— TASK REQUIREMENTS —
Give the listing again in full, exactly as written.

** begin DATA SUPPLIED **

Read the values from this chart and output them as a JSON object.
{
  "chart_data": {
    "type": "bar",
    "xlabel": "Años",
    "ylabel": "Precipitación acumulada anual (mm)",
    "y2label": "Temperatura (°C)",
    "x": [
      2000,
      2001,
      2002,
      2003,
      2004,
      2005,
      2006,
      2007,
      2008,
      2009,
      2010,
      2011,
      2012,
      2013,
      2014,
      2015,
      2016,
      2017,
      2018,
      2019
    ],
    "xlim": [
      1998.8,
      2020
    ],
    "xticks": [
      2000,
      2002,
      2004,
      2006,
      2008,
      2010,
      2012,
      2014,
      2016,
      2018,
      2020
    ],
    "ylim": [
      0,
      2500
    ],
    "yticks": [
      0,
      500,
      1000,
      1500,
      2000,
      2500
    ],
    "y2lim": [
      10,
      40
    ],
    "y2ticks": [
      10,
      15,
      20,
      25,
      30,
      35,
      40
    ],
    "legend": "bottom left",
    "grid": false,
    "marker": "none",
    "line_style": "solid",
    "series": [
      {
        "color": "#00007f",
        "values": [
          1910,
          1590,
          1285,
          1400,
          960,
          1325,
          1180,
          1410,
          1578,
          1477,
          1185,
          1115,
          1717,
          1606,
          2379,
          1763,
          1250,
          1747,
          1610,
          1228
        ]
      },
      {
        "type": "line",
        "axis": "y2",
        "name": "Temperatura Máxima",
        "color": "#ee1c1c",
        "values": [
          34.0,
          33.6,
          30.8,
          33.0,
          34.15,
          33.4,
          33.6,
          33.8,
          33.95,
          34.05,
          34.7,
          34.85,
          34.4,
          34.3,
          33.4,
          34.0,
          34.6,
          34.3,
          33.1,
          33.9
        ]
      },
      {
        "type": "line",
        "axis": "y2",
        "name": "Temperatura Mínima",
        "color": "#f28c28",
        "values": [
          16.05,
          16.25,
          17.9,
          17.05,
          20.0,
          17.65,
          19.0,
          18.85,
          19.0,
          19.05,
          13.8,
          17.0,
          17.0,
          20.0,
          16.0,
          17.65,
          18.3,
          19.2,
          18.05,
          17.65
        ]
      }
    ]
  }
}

** end DATA SUPPLIED **

— RESPONSE FOR THIS EXERCISE —
Read the values from this chart and output them as a JSON object.
{
  "chart_data": {
    "type": "bar",
    "xlabel": "Años",
    "ylabel": "Precipitación acumulada anual (mm)",
    "y2label": "Temperatura (°C)",
    "x": [
      2000,
      2001,
      2002,
      2003,
      2004,
      2005,
      2006,
      2007,
      2008,
      2009,
      2010,
      2011,
      2012,
      2013,
      2014,
      2015,
      2016,
      2017,
      2018,
      2019
    ],
    "xlim": [
      1998.8,
      2020
    ],
    "xticks": [
      2000,
      2002,
      2004,
      2006,
      2008,
      2010,
      2012,
      2014,
      2016,
      2018,
      2020
    ],
    "ylim": [
      0,
      2500
    ],
    "yticks": [
      0,
      500,
      1000,
      1500,
      2000,
      2500
    ],
    "y2lim": [
      10,
      40
    ],
    "y2ticks": [
      10,
      15,
      20,
      25,
      30,
      35,
      40
    ],
    "legend": "bottom left",
    "grid": false,
    "marker": "none",
    "line_style": "solid",
    "series": [
      {
        "color": "#00007f",
        "values": [
          1910,
          1590,
          1285,
          1400,
          960,
          1325,
          1180,
          1410,
          1578,
          1477,
          1185,
          1115,
          1717,
          1606,
          2379,
          1763,
          1250,
          1747,
          1610,
          1228
        ]
      },
      {
        "type": "line",
        "axis": "y2",
        "name": "Temperatura Máxima",
        "color": "#ee1c1c",
        "values": [
          34.0,
          33.6,
          30.8,
          33.0,
          34.15,
          33.4,
          33.6,
          33.8,
          33.95,
          34.05,
          34.7,
          34.85,
          34.4,
          34.3,
          33.4,
          34.0,
          34.6,
          34.3,
          33.1,
          33.9
        ]
      },
      {
        "type": "line",
        "axis": "y2",
        "name": "Temperatura Mínima",
        "color": "#f28c28",
        "values": [
          16.05,
          16.25,
          17.9,
          17.05,
          20.0,
          17.65,
          19.0,
          18.85,
          19.0,
          19.05,
          13.8,
          17.0,
          17.0,
          20.0,
          16.0,
          17.65,
          18.3,
          19.2,
          18.05,
          17.65
        ]
      }
    ]
  }
}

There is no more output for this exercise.